▸ Task objective
Each line of the material must be returned exactly.

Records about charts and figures
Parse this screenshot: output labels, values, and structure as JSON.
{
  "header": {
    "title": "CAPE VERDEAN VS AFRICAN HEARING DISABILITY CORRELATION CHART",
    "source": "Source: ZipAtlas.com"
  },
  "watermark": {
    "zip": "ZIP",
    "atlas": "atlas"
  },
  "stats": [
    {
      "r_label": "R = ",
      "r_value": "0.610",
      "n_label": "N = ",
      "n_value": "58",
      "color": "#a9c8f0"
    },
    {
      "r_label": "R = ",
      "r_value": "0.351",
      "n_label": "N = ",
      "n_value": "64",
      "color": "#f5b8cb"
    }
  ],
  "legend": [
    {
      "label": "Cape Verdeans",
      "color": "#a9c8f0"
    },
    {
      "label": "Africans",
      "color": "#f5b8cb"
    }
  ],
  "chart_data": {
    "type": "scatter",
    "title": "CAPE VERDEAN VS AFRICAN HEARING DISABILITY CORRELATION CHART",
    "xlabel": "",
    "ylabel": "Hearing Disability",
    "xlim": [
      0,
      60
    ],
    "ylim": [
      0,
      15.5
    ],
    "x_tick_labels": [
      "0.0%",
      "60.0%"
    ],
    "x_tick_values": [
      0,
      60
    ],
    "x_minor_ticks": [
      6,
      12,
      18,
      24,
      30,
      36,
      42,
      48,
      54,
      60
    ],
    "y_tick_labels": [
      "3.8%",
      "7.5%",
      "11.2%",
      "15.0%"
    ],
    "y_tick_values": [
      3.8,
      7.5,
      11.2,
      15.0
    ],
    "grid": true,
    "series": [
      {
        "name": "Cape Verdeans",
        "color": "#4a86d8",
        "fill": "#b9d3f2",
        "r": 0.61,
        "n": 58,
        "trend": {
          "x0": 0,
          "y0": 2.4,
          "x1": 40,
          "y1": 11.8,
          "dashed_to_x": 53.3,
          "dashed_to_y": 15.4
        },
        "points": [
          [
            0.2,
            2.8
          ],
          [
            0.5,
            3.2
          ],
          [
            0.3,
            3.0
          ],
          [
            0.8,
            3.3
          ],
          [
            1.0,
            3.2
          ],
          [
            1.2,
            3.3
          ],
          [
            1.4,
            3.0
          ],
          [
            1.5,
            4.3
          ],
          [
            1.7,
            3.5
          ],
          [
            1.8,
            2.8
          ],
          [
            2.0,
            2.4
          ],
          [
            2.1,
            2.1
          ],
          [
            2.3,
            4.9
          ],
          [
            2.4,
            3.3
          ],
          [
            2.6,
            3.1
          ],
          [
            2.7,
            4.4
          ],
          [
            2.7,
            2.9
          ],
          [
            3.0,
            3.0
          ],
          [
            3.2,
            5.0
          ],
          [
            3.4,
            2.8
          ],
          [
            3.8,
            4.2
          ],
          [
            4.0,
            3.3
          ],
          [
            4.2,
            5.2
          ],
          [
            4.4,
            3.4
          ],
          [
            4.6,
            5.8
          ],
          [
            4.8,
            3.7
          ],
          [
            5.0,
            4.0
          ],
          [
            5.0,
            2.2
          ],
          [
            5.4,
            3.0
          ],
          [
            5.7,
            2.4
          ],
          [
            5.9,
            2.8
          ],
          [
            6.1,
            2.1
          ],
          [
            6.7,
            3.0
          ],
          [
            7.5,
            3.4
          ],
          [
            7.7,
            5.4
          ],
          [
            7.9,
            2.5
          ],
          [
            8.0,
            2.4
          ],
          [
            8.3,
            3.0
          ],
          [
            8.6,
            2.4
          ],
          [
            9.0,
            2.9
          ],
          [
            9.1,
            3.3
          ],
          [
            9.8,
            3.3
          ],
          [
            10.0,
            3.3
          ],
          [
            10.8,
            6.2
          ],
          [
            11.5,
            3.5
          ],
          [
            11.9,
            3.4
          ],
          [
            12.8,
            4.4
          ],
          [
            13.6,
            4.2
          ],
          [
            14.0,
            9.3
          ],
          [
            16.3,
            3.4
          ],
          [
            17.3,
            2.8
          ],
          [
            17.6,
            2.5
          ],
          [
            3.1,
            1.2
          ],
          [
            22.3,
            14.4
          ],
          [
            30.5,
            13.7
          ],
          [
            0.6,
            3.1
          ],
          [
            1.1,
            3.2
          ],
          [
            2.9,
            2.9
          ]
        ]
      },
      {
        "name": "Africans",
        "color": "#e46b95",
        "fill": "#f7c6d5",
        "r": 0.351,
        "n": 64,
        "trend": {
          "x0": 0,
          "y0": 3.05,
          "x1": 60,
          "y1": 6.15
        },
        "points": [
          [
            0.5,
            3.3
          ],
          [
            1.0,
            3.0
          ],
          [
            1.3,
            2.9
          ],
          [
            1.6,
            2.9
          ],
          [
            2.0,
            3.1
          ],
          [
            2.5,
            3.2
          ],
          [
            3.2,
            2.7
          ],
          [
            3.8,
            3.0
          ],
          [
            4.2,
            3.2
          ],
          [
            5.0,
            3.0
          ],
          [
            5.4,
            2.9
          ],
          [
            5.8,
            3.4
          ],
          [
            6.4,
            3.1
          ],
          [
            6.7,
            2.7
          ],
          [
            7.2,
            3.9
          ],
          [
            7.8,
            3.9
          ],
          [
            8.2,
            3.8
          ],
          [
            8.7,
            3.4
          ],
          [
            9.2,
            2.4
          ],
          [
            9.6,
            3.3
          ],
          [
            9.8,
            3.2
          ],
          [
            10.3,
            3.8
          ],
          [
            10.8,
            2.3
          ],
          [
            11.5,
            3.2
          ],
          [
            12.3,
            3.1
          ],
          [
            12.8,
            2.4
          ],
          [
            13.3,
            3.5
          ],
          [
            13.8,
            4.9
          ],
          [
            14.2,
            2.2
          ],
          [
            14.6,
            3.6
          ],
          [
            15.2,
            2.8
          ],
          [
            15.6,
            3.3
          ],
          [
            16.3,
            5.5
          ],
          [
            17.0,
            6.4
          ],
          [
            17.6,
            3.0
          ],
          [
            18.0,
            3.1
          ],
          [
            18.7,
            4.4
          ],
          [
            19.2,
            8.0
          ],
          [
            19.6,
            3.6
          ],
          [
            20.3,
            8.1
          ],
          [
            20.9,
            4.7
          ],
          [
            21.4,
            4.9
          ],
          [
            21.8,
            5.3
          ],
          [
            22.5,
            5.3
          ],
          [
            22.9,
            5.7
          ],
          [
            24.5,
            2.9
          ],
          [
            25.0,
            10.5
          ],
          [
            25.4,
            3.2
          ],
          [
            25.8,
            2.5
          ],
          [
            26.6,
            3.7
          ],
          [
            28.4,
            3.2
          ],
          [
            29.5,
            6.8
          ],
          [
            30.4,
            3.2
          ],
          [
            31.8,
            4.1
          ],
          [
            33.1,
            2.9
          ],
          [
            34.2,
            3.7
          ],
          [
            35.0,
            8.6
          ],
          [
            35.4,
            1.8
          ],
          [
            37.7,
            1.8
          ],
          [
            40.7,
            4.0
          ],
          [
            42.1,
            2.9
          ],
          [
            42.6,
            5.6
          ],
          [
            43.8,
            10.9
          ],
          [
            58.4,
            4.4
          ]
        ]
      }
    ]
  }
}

▸ Response below
Parse this screenshot: output labels, values, and structure as JSON.
{
  "header": {
    "title": "CAPE VERDEAN VS AFRICAN HEARING DISABILITY CORRELATION CHART",
    "source": "Source: ZipAtlas.com"
  },
  "watermark": {
    "zip": "ZIP",
    "atlas": "atlas"
  },
  "stats": [
    {
      "r_label": "R = ",
      "r_value": "0.610",
      "n_label": "N = ",
      "n_value": "58",
      "color": "#a9c8f0"
    },
    {
      "r_label": "R = ",
      "r_value": "0.351",
      "n_label": "N = ",
      "n_value": "64",
      "color": "#f5b8cb"
    }
  ],
  "legend": [
    {
      "label": "Cape Verdeans",
      "color": "#a9c8f0"
    },
    {
      "label": "Africans",
      "color": "#f5b8cb"
    }
  ],
  "chart_data": {
    "type": "scatter",
    "title": "CAPE VERDEAN VS AFRICAN HEARING DISABILITY CORRELATION CHART",
    "xlabel": "",
    "ylabel": "Hearing Disability",
    "xlim": [
      0,
      60
    ],
    "ylim": [
      0,
      15.5
    ],
    "x_tick_labels": [
      "0.0%",
      "60.0%"
    ],
    "x_tick_values": [
      0,
      60
    ],
    "x_minor_ticks": [
      6,
      12,
      18,
      24,
      30,
      36,
      42,
      48,
      54,
      60
    ],
    "y_tick_labels": [
      "3.8%",
      "7.5%",
      "11.2%",
      "15.0%"
    ],
    "y_tick_values": [
      3.8,
      7.5,
      11.2,
      15.0
    ],
    "grid": true,
    "series": [
      {
        "name": "Cape Verdeans",
        "color": "#4a86d8",
        "fill": "#b9d3f2",
        "r": 0.61,
        "n": 58,
        "trend": {
          "x0": 0,
          "y0": 2.4,
          "x1": 40,
          "y1": 11.8,
          "dashed_to_x": 53.3,
          "dashed_to_y": 15.4
        },
        "points": [
          [
            0.2,
            2.8
          ],
          [
            0.5,
            3.2
          ],
          [
            0.3,
            3.0
          ],
          [
            0.8,
            3.3
          ],
          [
            1.0,
            3.2
          ],
          [
            1.2,
            3.3
          ],
          [
            1.4,
            3.0
          ],
          [
            1.5,
            4.3
          ],
          [
            1.7,
            3.5
          ],
          [
            1.8,
            2.8
          ],
          [
            2.0,
            2.4
          ],
          [
            2.1,
            2.1
          ],
          [
            2.3,
            4.9
          ],
          [
            2.4,
            3.3
          ],
          [
            2.6,
            3.1
          ],
          [
            2.7,
            4.4
          ],
          [
            2.7,
            2.9
          ],
          [
            3.0,
            3.0
          ],
          [
            3.2,
            5.0
          ],
          [
            3.4,
            2.8
          ],
          [
            3.8,
            4.2
          ],
          [
            4.0,
            3.3
          ],
          [
            4.2,
            5.2
          ],
          [
            4.4,
            3.4
          ],
          [
            4.6,
            5.8
          ],
          [
            4.8,
            3.7
          ],
          [
            5.0,
            4.0
          ],
          [
            5.0,
            2.2
          ],
          [
            5.4,
            3.0
          ],
          [
            5.7,
            2.4
          ],
          [
            5.9,
            2.8
          ],
          [
            6.1,
            2.1
          ],
          [
            6.7,
            3.0
          ],
          [
            7.5,
            3.4
          ],
          [
            7.7,
            5.4
          ],
          [
            7.9,
            2.5
          ],
          [
            8.0,
            2.4
          ],
          [
            8.3,
            3.0
          ],
          [
            8.6,
            2.4
          ],
          [
            9.0,
            2.9
          ],
          [
            9.1,
            3.3
          ],
          [
            9.8,
            3.3
          ],
          [
            10.0,
            3.3
          ],
          [
            10.8,
            6.2
          ],
          [
            11.5,
            3.5
          ],
          [
            11.9,
            3.4
          ],
          [
            12.8,
            4.4
          ],
          [
            13.6,
            4.2
          ],
          [
            14.0,
            9.3
          ],
          [
            16.3,
            3.4
          ],
          [
            17.3,
            2.8
          ],
          [
            17.6,
            2.5
          ],
          [
            3.1,
            1.2
          ],
          [
            22.3,
            14.4
          ],
          [
            30.5,
            13.7
          ],
          [
            0.6,
            3.1
          ],
          [
            1.1,
            3.2
          ],
          [
            2.9,
            2.9
          ]
        ]
      },
      {
        "name": "Africans",
        "color": "#e46b95",
        "fill": "#f7c6d5",
        "r": 0.351,
        "n": 64,
        "trend": {
          "x0": 0,
          "y0": 3.05,
          "x1": 60,
          "y1": 6.15
        },
        "points": [
          [
            0.5,
            3.3
          ],
          [
            1.0,
            3.0
          ],
          [
            1.3,
            2.9
          ],
          [
            1.6,
            2.9
          ],
          [
            2.0,
            3.1
          ],
          [
            2.5,
            3.2
          ],
          [
            3.2,
            2.7
          ],
          [
            3.8,
            3.0
          ],
          [
            4.2,
            3.2
          ],
          [
            5.0,
            3.0
          ],
          [
            5.4,
            2.9
          ],
          [
            5.8,
            3.4
          ],
          [
            6.4,
            3.1
          ],
          [
            6.7,
            2.7
          ],
          [
            7.2,
            3.9
          ],
          [
            7.8,
            3.9
          ],
          [
            8.2,
            3.8
          ],
          [
            8.7,
            3.4
          ],
          [
            9.2,
            2.4
          ],
          [
            9.6,
            3.3
          ],
          [
            9.8,
            3.2
          ],
          [
            10.3,
            3.8
          ],
          [
            10.8,
            2.3
          ],
          [
            11.5,
            3.2
          ],
          [
            12.3,
            3.1
          ],
          [
            12.8,
            2.4
          ],
          [
            13.3,
            3.5
          ],
          [
            13.8,
            4.9
          ],
          [
            14.2,
            2.2
          ],
          [
            14.6,
            3.6
          ],
          [
            15.2,
            2.8
          ],
          [
            15.6,
            3.3
          ],
          [
            16.3,
            5.5
          ],
          [
            17.0,
            6.4
          ],
          [
            17.6,
            3.0
          ],
          [
            18.0,
            3.1
          ],
          [
            18.7,
            4.4
          ],
          [
            19.2,
            8.0
          ],
          [
            19.6,
            3.6
          ],
          [
            20.3,
            8.1
          ],
          [
            20.9,
            4.7
          ],
          [
            21.4,
            4.9
          ],
          [
            21.8,
            5.3
          ],
          [
            22.5,
            5.3
          ],
          [
            22.9,
            5.7
          ],
          [
            24.5,
            2.9
          ],
          [
            25.0,
            10.5
          ],
          [
            25.4,
            3.2
          ],
          [
            25.8,
            2.5
          ],
          [
            26.6,
            3.7
          ],
          [
            28.4,
            3.2
          ],
          [
            29.5,
            6.8
          ],
          [
            30.4,
            3.2
          ],
          [
            31.8,
            4.1
          ],
          [
            33.1,
            2.9
          ],
          [
            34.2,
            3.7
          ],
          [
            35.0,
            8.6
          ],
          [
            35.4,
            1.8
          ],
          [
            37.7,
            1.8
          ],
          [
            40.7,
            4.0
          ],
          [
            42.1,
            2.9
          ],
          [
            42.6,
            5.6
          ],
          [
            43.8,
            10.9
          ],
          [
            58.4,
            4.4
          ]
        ]
      }
    ]
  }
}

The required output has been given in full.